═══ Dataset entries ═══

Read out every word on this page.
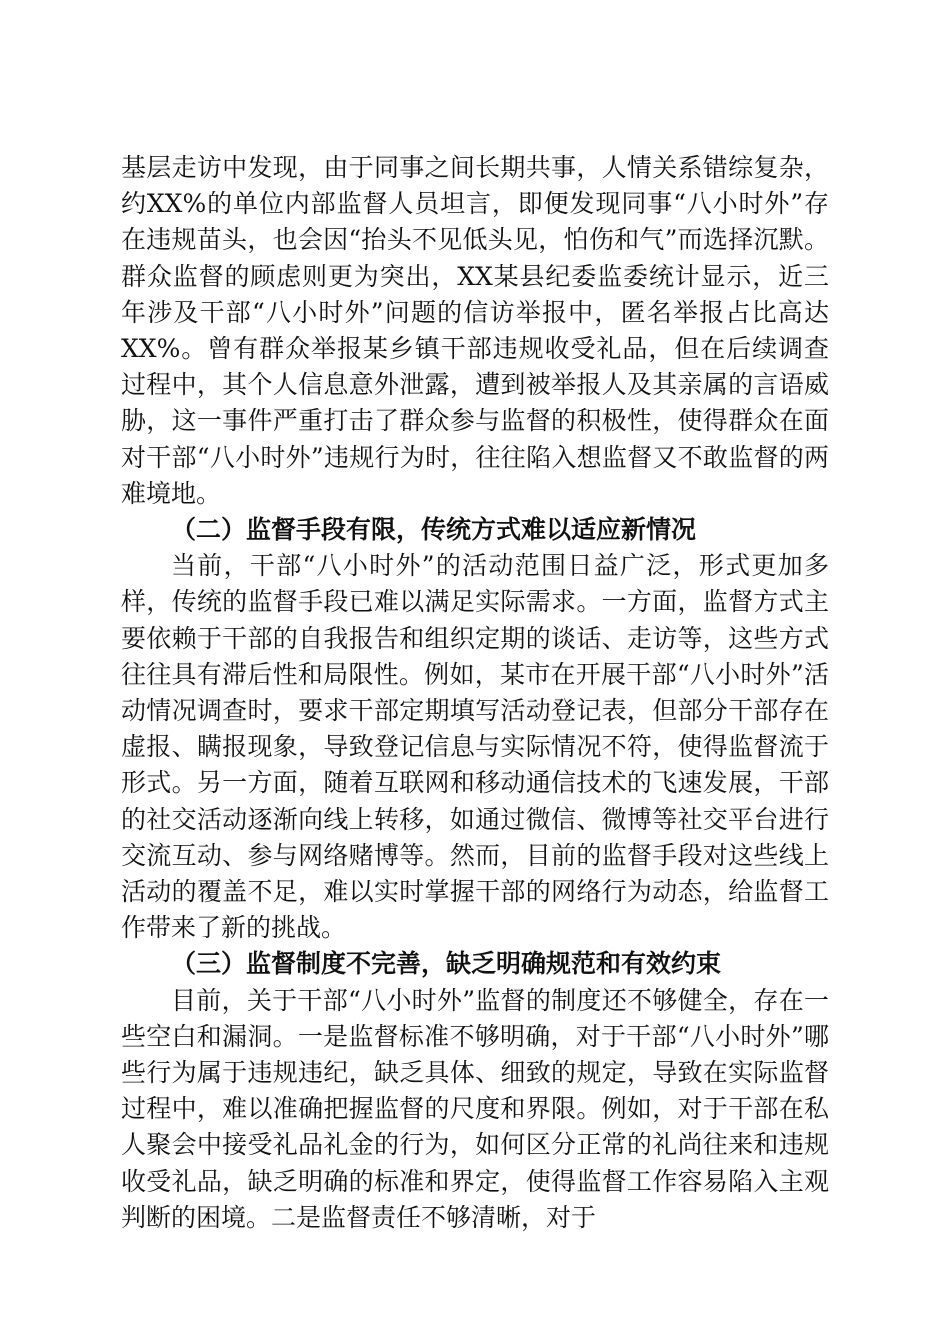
基层走访中发现，由于同事之间长期共事，人情关系错综复杂，约XX%的单位内部监督人员坦言，即便发现同事“八小时外”存在违规苗头，也会因“抬头不见低头见，怕伤和气”而选择沉默。群众监督的顾虑则更为突出，XX某县纪委监委统计显示，近三年涉及干部“八小时外”问题的信访举报中，匿名举报占比高达XX%。曾有群众举报某乡镇干部违规收受礼品，但在后续调查过程中，其个人信息意外泄露，遭到被举报人及其亲属的言语威胁，这一事件严重打击了群众参与监督的积极性，使得群众在面对干部“八小时外”违规行为时，往往陷入想监督又不敢监督的两难境地。

（二）监督手段有限，传统方式难以适应新情况

当前，干部“八小时外”的活动范围日益广泛，形式更加多样，传统的监督手段已难以满足实际需求。一方面，监督方式主要依赖于干部的自我报告和组织定期的谈话、走访等，这些方式往往具有滞后性和局限性。例如，某市在开展干部“八小时外”活动情况调查时，要求干部定期填写活动登记表，但部分干部存在虚报、瞒报现象，导致登记信息与实际情况不符，使得监督流于形式。另一方面，随着互联网和移动通信技术的飞速发展，干部的社交活动逐渐向线上转移，如通过微信、微博等社交平台进行交流互动、参与网络赌博等。然而，目前的监督手段对这些线上活动的覆盖不足，难以实时掌握干部的网络行为动态，给监督工作带来了新的挑战。

（三）监督制度不完善，缺乏明确规范和有效约束

目前，关于干部“八小时外”监督的制度还不够健全，存在一些空白和漏洞。一是监督标准不够明确，对于干部“八小时外”哪些行为属于违规违纪，缺乏具体、细致的规定，导致在实际监督过程中，难以准确把握监督的尺度和界限。例如，对于干部在私人聚会中接受礼品礼金的行为，如何区分正常的礼尚往来和违规收受礼品，缺乏明确的标准和界定，使得监督工作容易陷入主观判断的困境。二是监督责任不够清晰，对于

═══

- Exercise requirements -
Your copy should match the entries exactly, minus the pictures.

- Result of the exercise -
Read out every word on this page.
基层走访中发现，由于同事之间长期共事，人情关系错综复杂，约XX%的单位内部监督人员坦言，即便发现同事“八小时外”存在违规苗头，也会因“抬头不见低头见，怕伤和气”而选择沉默。群众监督的顾虑则更为突出，XX某县纪委监委统计显示，近三年涉及干部“八小时外”问题的信访举报中，匿名举报占比高达XX%。曾有群众举报某乡镇干部违规收受礼品，但在后续调查过程中，其个人信息意外泄露，遭到被举报人及其亲属的言语威胁，这一事件严重打击了群众参与监督的积极性，使得群众在面对干部“八小时外”违规行为时，往往陷入想监督又不敢监督的两难境地。

（二）监督手段有限，传统方式难以适应新情况

当前，干部“八小时外”的活动范围日益广泛，形式更加多样，传统的监督手段已难以满足实际需求。一方面，监督方式主要依赖于干部的自我报告和组织定期的谈话、走访等，这些方式往往具有滞后性和局限性。例如，某市在开展干部“八小时外”活动情况调查时，要求干部定期填写活动登记表，但部分干部存在虚报、瞒报现象，导致登记信息与实际情况不符，使得监督流于形式。另一方面，随着互联网和移动通信技术的飞速发展，干部的社交活动逐渐向线上转移，如通过微信、微博等社交平台进行交流互动、参与网络赌博等。然而，目前的监督手段对这些线上活动的覆盖不足，难以实时掌握干部的网络行为动态，给监督工作带来了新的挑战。

（三）监督制度不完善，缺乏明确规范和有效约束

目前，关于干部“八小时外”监督的制度还不够健全，存在一些空白和漏洞。一是监督标准不够明确，对于干部“八小时外”哪些行为属于违规违纪，缺乏具体、细致的规定，导致在实际监督过程中，难以准确把握监督的尺度和界限。例如，对于干部在私人聚会中接受礼品礼金的行为，如何区分正常的礼尚往来和违规收受礼品，缺乏明确的标准和界定，使得监督工作容易陷入主观判断的困境。二是监督责任不够清晰，对于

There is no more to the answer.